WHAT NEEDS TO BE DONE:
Copy all lines holding the word "diez" from the entries.

┄┄┄┄┄┄

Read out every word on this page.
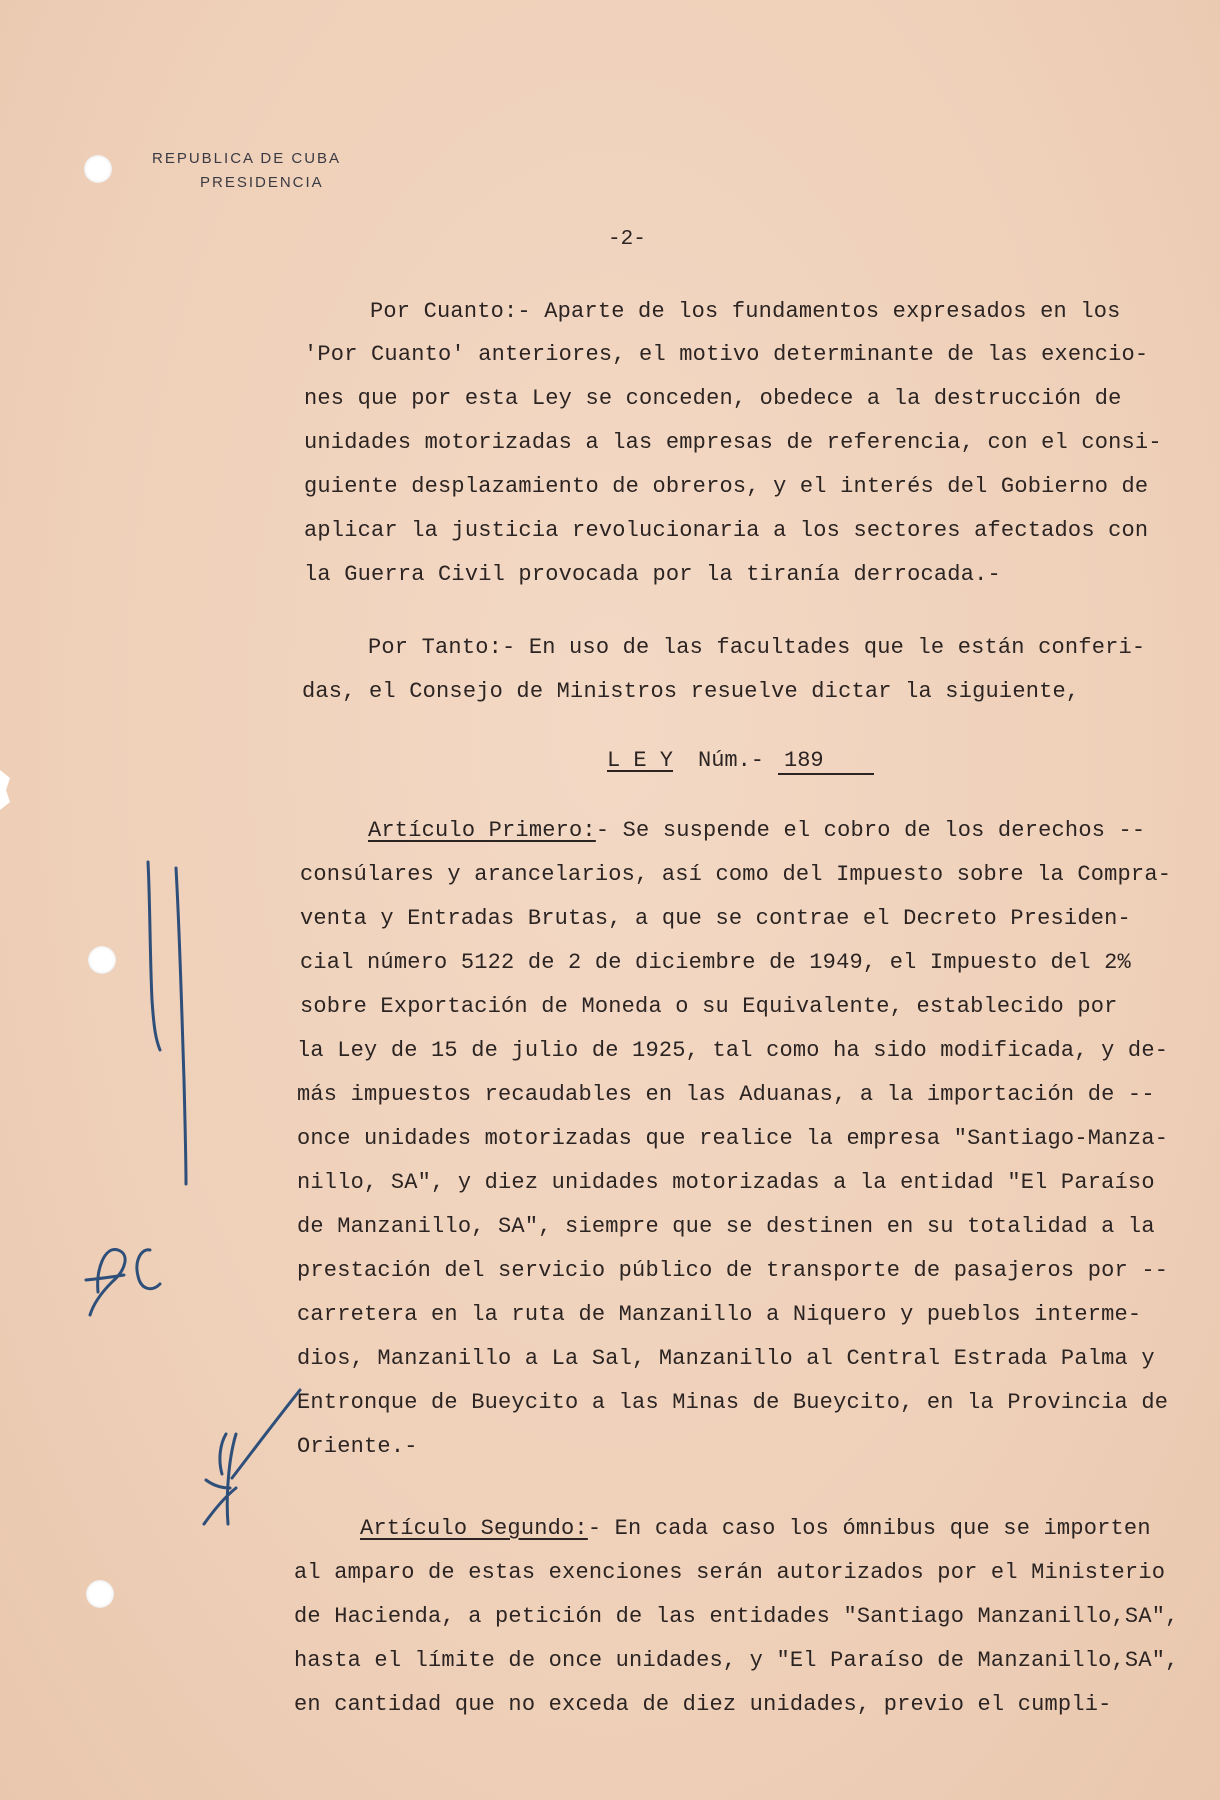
REPUBLICA DE CUBA
PRESIDENCIA
-2-
Por Cuanto:- Aparte de los fundamentos expresados en los
'Por Cuanto' anteriores, el motivo determinante de las exencio-
nes que por esta Ley se conceden, obedece a la destrucción de
unidades motorizadas a las empresas de referencia, con el consi-
guiente desplazamiento de obreros, y el interés del Gobierno de
aplicar la justicia revolucionaria a los sectores afectados con
la Guerra Civil provocada por la tiranía derrocada.-
Por Tanto:- En uso de las facultades que le están conferi-
das, el Consejo de Ministros resuelve dictar la siguiente,
L E Y Núm.- 189
Artículo Primero:- Se suspende el cobro de los derechos --
consúlares y arancelarios, así como del Impuesto sobre la Compra-
venta y Entradas Brutas, a que se contrae el Decreto Presiden-
cial número 5122 de 2 de diciembre de 1949, el Impuesto del 2%
sobre Exportación de Moneda o su Equivalente, establecido por
la Ley de 15 de julio de 1925, tal como ha sido modificada, y de-
más impuestos recaudables en las Aduanas, a la importación de --
once unidades motorizadas que realice la empresa "Santiago-Manza-
nillo, SA", y diez unidades motorizadas a la entidad "El Paraíso
de Manzanillo, SA", siempre que se destinen en su totalidad a la
prestación del servicio público de transporte de pasajeros por --
carretera en la ruta de Manzanillo a Niquero y pueblos interme-
dios, Manzanillo a La Sal, Manzanillo al Central Estrada Palma y
Entronque de Bueycito a las Minas de Bueycito, en la Provincia de
Oriente.-
Artículo Segundo:- En cada caso los ómnibus que se importen
al amparo de estas exenciones serán autorizados por el Ministerio
de Hacienda, a petición de las entidades "Santiago Manzanillo,SA",
hasta el límite de once unidades, y "El Paraíso de Manzanillo,SA",
en cantidad que no exceda de diez unidades, previo el cumpli-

┄┄┄┄┄┄

RESPONSE FOR THIS EXERCISE:
nillo, SA", y diez unidades motorizadas a la entidad "El Paraíso
en cantidad que no exceda de diez unidades, previo el cumpli-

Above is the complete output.